### Information supplied

——

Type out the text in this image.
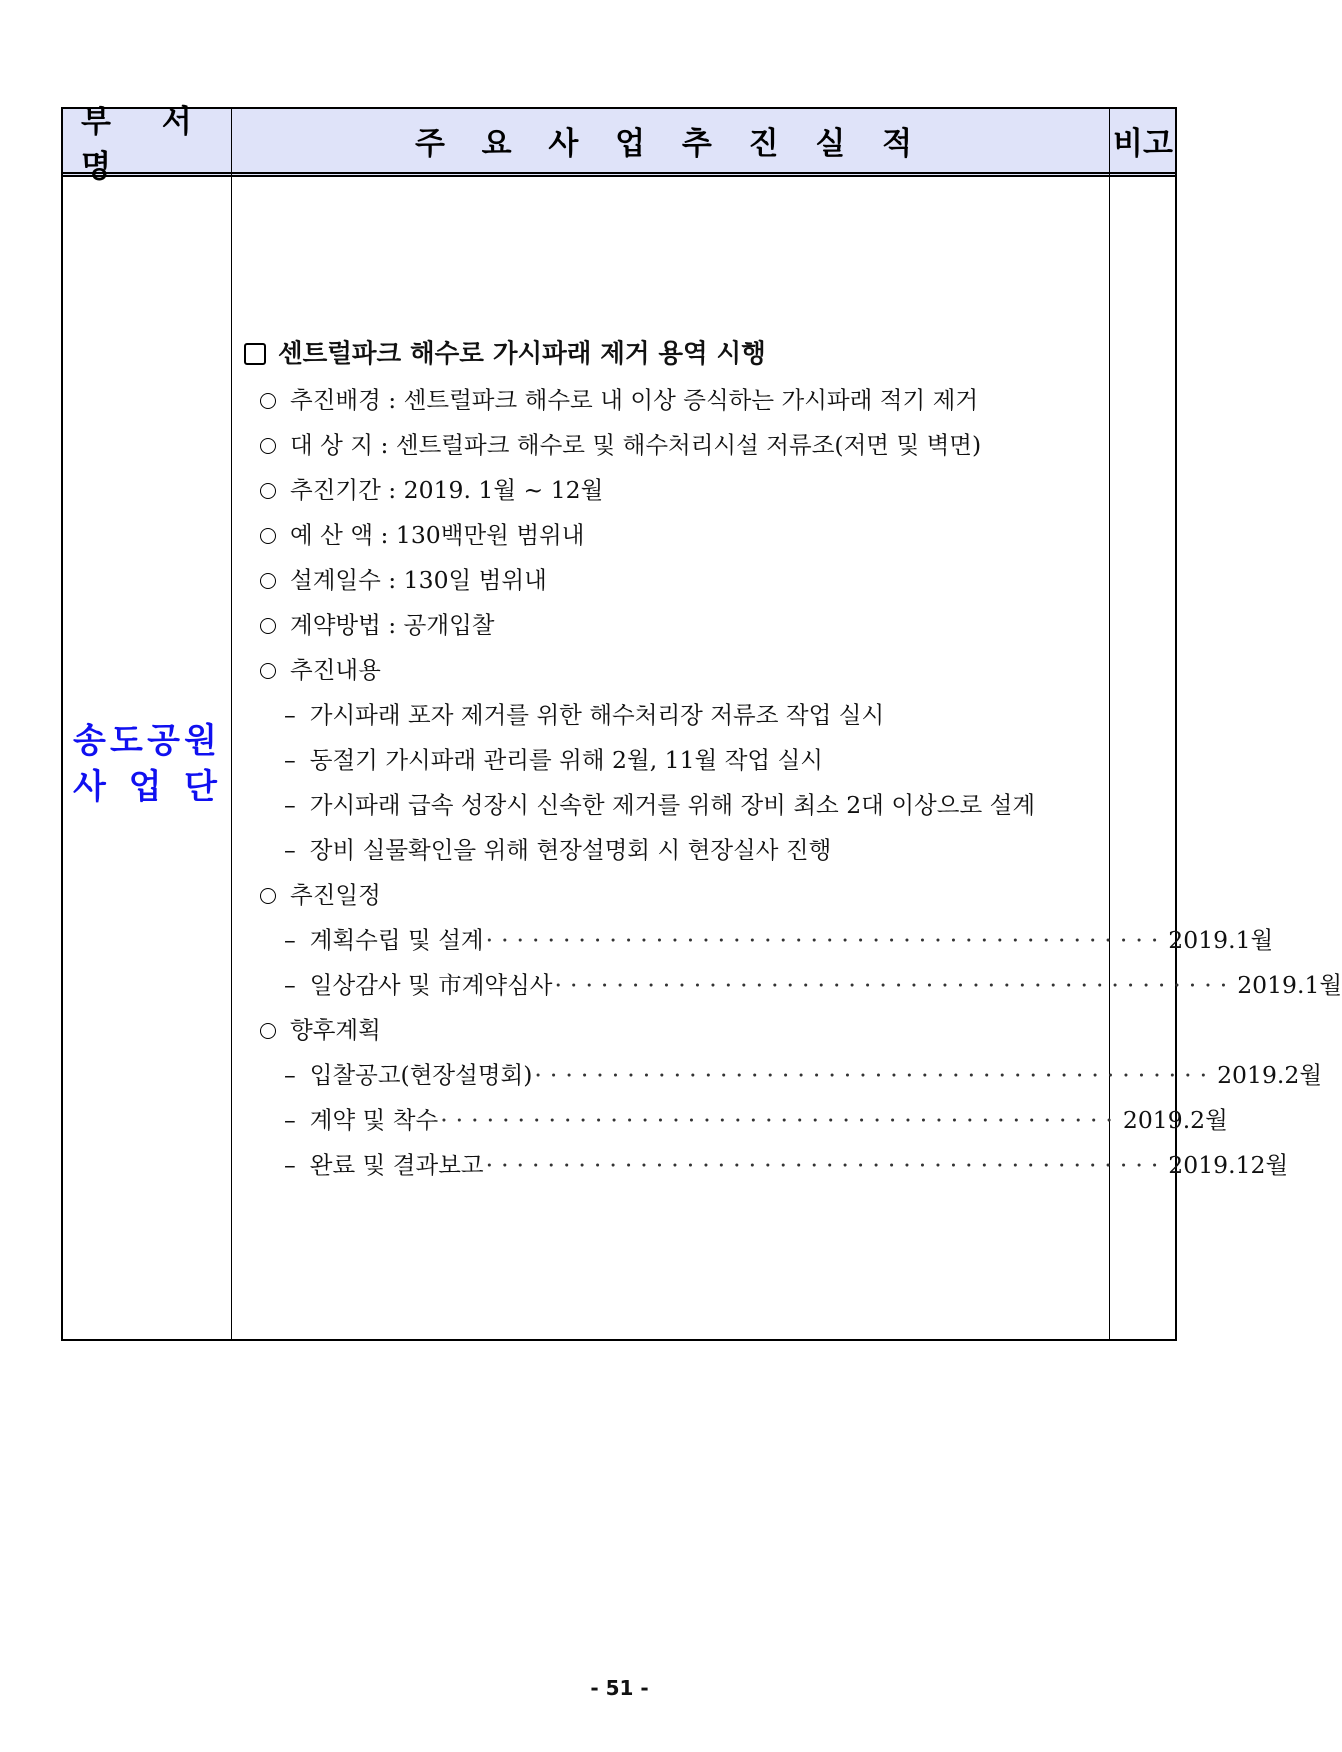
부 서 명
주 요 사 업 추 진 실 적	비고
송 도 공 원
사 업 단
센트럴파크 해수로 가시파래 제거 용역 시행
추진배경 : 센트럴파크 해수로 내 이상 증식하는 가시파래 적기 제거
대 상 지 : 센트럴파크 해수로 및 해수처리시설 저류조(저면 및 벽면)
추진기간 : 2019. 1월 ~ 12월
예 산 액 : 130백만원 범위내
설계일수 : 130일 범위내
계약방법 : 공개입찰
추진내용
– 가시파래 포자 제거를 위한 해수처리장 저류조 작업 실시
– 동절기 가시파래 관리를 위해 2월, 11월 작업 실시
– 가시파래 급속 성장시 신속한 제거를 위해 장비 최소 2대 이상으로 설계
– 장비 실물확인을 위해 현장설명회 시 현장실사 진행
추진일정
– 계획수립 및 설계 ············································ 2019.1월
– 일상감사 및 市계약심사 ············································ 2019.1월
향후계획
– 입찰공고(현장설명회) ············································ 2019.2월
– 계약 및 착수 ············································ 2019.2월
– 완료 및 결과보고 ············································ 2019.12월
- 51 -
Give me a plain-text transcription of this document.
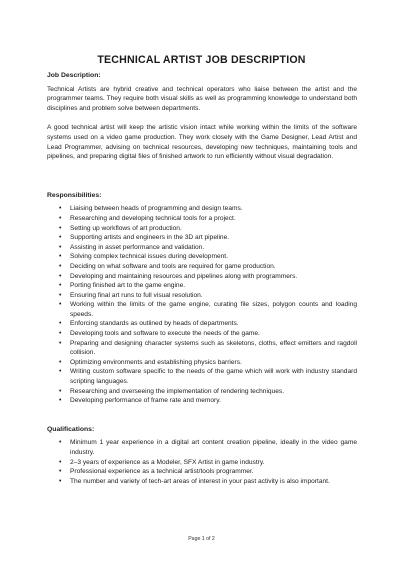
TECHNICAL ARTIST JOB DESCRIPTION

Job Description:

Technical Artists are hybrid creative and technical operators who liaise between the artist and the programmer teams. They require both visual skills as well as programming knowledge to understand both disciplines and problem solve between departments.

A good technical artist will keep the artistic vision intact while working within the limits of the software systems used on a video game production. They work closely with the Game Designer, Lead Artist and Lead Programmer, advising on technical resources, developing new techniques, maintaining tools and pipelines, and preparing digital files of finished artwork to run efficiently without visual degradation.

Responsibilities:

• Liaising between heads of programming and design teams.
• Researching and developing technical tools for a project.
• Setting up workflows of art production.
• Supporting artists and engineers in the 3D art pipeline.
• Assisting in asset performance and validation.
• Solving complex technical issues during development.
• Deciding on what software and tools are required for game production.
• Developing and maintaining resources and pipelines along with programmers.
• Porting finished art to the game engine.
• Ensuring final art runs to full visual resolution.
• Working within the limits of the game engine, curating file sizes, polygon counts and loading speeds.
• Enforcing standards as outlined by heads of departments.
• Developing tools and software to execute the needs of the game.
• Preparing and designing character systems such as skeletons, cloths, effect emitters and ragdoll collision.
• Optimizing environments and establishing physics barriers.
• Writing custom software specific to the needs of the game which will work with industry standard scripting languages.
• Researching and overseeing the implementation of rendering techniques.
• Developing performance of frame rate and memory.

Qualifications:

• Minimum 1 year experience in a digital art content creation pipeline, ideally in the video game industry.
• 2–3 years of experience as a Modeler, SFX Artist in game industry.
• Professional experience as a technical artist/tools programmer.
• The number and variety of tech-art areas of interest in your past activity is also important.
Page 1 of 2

——

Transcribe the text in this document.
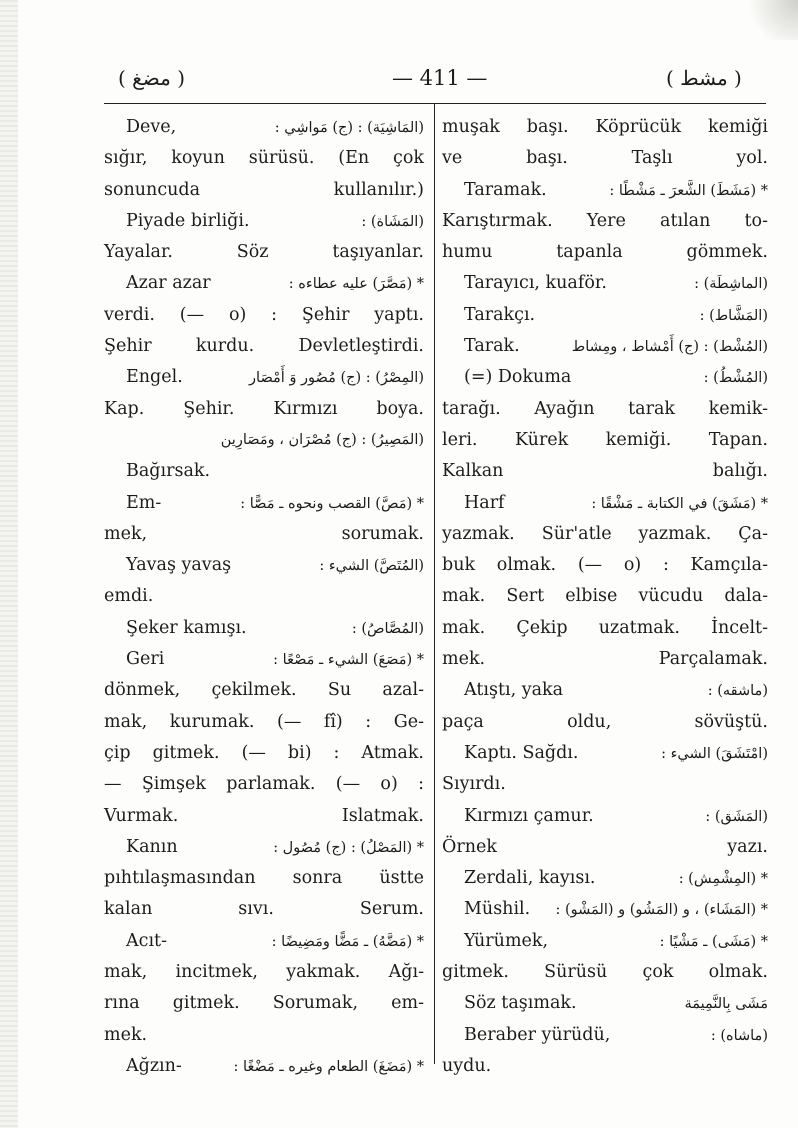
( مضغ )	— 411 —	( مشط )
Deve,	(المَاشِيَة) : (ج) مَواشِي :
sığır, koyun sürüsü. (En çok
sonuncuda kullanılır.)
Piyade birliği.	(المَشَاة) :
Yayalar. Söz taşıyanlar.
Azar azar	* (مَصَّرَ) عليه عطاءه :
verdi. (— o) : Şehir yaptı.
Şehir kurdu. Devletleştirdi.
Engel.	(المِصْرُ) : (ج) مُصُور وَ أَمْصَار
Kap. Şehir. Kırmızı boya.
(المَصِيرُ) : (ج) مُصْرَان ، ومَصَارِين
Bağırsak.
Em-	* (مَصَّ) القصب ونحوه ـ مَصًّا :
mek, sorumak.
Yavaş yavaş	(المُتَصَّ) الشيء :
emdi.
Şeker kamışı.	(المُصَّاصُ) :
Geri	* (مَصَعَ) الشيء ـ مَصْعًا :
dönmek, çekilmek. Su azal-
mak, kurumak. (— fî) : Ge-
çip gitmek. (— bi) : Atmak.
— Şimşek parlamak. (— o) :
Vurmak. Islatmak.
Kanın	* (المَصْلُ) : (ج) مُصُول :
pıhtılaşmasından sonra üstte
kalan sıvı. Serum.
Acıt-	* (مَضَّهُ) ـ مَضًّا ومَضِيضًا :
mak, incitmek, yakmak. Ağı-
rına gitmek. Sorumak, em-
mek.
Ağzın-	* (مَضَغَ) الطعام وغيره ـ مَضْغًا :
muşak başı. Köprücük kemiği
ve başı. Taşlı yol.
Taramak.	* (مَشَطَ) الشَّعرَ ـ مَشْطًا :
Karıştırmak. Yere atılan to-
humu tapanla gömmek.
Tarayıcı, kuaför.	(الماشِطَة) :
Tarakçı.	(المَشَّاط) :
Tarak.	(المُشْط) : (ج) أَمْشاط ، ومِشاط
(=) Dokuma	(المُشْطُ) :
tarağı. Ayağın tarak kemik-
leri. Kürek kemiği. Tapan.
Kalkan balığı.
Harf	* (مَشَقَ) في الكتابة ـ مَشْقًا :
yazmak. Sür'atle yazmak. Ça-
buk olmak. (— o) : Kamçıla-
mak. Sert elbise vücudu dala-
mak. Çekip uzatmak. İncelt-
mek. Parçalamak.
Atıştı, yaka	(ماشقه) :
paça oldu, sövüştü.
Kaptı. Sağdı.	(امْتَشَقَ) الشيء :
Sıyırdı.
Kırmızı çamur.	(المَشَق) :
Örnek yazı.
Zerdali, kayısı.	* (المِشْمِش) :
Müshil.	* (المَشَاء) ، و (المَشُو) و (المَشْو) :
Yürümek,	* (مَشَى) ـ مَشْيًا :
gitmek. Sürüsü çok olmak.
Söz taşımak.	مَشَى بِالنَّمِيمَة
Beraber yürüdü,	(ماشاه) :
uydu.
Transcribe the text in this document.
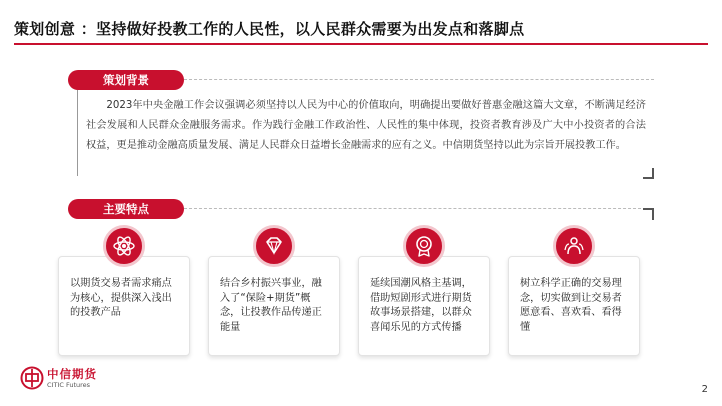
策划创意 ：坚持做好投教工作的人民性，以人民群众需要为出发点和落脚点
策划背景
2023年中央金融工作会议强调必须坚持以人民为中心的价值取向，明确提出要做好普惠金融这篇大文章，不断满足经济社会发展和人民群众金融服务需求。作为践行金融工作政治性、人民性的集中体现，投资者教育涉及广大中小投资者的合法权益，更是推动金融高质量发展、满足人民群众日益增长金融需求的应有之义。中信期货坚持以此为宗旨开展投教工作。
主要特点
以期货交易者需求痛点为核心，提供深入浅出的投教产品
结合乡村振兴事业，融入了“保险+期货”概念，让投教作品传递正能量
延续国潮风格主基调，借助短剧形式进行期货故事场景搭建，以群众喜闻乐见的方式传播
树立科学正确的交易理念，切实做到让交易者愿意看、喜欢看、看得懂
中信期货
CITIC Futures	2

——

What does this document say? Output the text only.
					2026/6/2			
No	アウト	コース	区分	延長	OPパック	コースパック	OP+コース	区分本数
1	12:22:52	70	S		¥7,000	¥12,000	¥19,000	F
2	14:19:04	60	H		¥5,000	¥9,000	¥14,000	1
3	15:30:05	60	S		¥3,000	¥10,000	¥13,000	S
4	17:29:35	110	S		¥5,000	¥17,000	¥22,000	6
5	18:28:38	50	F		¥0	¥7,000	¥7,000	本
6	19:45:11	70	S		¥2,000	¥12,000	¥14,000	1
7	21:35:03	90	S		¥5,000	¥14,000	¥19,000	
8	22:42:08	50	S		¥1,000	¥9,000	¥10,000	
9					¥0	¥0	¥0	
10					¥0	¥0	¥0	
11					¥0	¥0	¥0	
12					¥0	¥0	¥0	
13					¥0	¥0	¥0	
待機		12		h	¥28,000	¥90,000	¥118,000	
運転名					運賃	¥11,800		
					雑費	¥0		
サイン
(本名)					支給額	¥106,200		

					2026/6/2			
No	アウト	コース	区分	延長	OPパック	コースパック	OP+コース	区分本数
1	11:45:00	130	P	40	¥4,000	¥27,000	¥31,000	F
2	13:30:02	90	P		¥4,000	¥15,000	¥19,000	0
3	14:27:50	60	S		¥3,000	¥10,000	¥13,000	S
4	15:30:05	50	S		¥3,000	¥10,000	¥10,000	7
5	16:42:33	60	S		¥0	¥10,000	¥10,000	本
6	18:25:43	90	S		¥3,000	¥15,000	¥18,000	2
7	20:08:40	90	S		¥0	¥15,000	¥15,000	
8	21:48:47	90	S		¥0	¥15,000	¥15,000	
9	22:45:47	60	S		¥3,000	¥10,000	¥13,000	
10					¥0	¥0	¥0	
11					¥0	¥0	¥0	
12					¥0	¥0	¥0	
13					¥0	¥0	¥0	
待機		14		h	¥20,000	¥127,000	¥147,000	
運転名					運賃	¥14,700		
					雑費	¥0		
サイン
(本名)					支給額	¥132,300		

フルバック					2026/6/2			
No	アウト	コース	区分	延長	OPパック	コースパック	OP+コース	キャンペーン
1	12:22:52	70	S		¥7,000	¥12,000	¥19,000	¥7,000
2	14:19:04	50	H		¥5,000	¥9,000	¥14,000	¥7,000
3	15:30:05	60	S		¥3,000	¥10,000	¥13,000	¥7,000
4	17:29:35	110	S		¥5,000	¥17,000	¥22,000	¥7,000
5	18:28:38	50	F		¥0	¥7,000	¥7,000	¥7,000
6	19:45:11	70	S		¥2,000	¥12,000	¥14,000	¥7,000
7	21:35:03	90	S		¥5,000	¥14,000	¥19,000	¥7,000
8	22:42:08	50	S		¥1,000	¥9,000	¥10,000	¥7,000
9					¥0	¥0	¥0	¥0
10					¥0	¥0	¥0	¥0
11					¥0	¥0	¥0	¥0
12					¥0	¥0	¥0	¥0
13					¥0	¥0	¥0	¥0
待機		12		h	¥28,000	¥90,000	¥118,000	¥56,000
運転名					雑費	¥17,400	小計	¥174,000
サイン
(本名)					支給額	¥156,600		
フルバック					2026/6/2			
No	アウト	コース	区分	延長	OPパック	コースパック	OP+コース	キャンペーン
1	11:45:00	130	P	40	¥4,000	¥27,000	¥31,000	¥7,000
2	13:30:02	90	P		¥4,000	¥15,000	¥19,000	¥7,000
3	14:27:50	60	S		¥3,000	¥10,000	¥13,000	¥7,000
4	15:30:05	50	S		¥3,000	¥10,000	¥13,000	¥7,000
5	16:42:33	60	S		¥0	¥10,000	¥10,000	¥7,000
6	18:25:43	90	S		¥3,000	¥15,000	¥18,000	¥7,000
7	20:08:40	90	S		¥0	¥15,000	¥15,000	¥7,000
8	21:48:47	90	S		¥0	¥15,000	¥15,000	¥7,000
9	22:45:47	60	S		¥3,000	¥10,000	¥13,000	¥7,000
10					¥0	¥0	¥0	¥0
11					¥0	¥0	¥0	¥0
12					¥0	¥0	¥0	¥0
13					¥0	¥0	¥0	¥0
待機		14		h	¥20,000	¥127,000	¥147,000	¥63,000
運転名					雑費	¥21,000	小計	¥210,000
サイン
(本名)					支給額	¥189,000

——

### The task
Search the data above for the word "programming", then gather each line in which it appears.

### Exercise answer
Technical Artists are hybrid creative and technical operators who liaise between the artist and the programmer teams. They require both visual skills as well as programming knowledge to understand both disciplines and problem solve between departments.
• Liaising between heads of programming and design teams.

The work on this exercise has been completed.